* **Exercise requirements**
Check each line of the material below, and copy it if it holds the string "million".
* * *
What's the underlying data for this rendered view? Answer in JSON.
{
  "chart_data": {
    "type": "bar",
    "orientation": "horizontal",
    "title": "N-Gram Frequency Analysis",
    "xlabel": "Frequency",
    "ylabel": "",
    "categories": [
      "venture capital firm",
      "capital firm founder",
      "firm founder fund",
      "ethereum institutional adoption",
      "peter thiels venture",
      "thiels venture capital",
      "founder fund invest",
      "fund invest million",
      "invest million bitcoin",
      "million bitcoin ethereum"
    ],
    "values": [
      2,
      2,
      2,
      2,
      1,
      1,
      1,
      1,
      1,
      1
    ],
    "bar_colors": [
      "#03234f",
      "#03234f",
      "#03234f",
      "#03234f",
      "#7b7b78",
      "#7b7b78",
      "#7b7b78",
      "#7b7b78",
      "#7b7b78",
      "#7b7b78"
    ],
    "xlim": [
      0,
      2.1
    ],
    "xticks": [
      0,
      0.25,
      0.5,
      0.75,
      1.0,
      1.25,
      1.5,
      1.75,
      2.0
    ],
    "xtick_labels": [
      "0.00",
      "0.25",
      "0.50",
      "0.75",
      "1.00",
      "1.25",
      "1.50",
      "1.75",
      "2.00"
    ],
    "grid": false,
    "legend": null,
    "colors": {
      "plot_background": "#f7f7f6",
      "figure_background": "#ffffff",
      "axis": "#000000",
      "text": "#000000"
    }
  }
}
* * *
* **Solution**
      "fund invest million",
      "invest million bitcoin",
      "million bitcoin ethereum"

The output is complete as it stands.